__Task directions__
Exactly repeat the material, dropping only the pictures.

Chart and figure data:
═══

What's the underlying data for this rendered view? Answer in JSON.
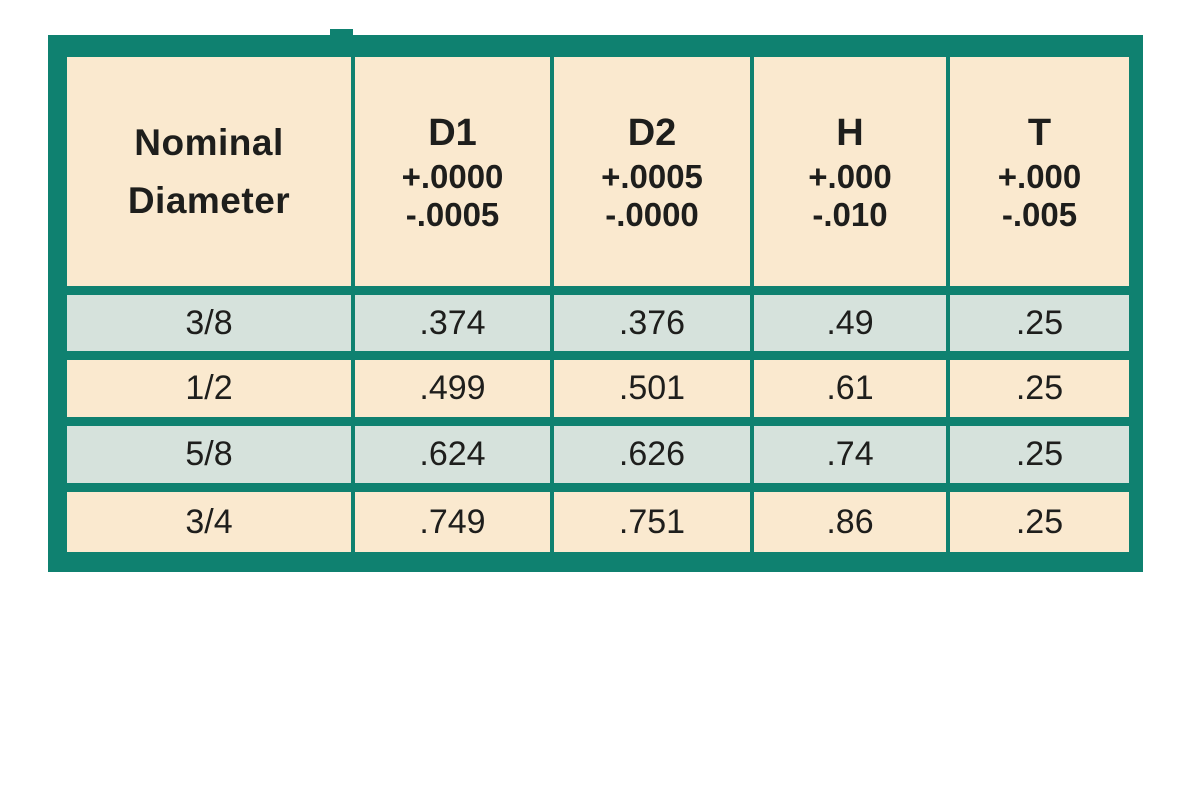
{
  "colors": {
    "border_teal": "#0F8170",
    "header_cream": "#FAE9CF",
    "row_mint": "#D6E2DC",
    "row_cream": "#FAE9CF",
    "text": "#1E1E1C"
  },
  "table": {
    "header": {
      "nominal": {
        "line1": "Nominal",
        "line2": "Diameter"
      },
      "cols": [
        {
          "symbol": "D1",
          "plus": "+.0000",
          "minus": "-.0005"
        },
        {
          "symbol": "D2",
          "plus": "+.0005",
          "minus": "-.0000"
        },
        {
          "symbol": "H",
          "plus": "+.000",
          "minus": "-.010"
        },
        {
          "symbol": "T",
          "plus": "+.000",
          "minus": "-.005"
        }
      ]
    },
    "rows": [
      {
        "nominal": "3/8",
        "d1": ".374",
        "d2": ".376",
        "h": ".49",
        "t": ".25"
      },
      {
        "nominal": "1/2",
        "d1": ".499",
        "d2": ".501",
        "h": ".61",
        "t": ".25"
      },
      {
        "nominal": "5/8",
        "d1": ".624",
        "d2": ".626",
        "h": ".74",
        "t": ".25"
      },
      {
        "nominal": "3/4",
        "d1": ".749",
        "d2": ".751",
        "h": ".86",
        "t": ".25"
      }
    ]
  }
}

═══

__Expected answer__
What's the underlying data for this rendered view? Answer in JSON.
{
  "colors": {
    "border_teal": "#0F8170",
    "header_cream": "#FAE9CF",
    "row_mint": "#D6E2DC",
    "row_cream": "#FAE9CF",
    "text": "#1E1E1C"
  },
  "table": {
    "header": {
      "nominal": {
        "line1": "Nominal",
        "line2": "Diameter"
      },
      "cols": [
        {
          "symbol": "D1",
          "plus": "+.0000",
          "minus": "-.0005"
        },
        {
          "symbol": "D2",
          "plus": "+.0005",
          "minus": "-.0000"
        },
        {
          "symbol": "H",
          "plus": "+.000",
          "minus": "-.010"
        },
        {
          "symbol": "T",
          "plus": "+.000",
          "minus": "-.005"
        }
      ]
    },
    "rows": [
      {
        "nominal": "3/8",
        "d1": ".374",
        "d2": ".376",
        "h": ".49",
        "t": ".25"
      },
      {
        "nominal": "1/2",
        "d1": ".499",
        "d2": ".501",
        "h": ".61",
        "t": ".25"
      },
      {
        "nominal": "5/8",
        "d1": ".624",
        "d2": ".626",
        "h": ".74",
        "t": ".25"
      },
      {
        "nominal": "3/4",
        "d1": ".749",
        "d2": ".751",
        "h": ".86",
        "t": ".25"
      }
    ]
  }
}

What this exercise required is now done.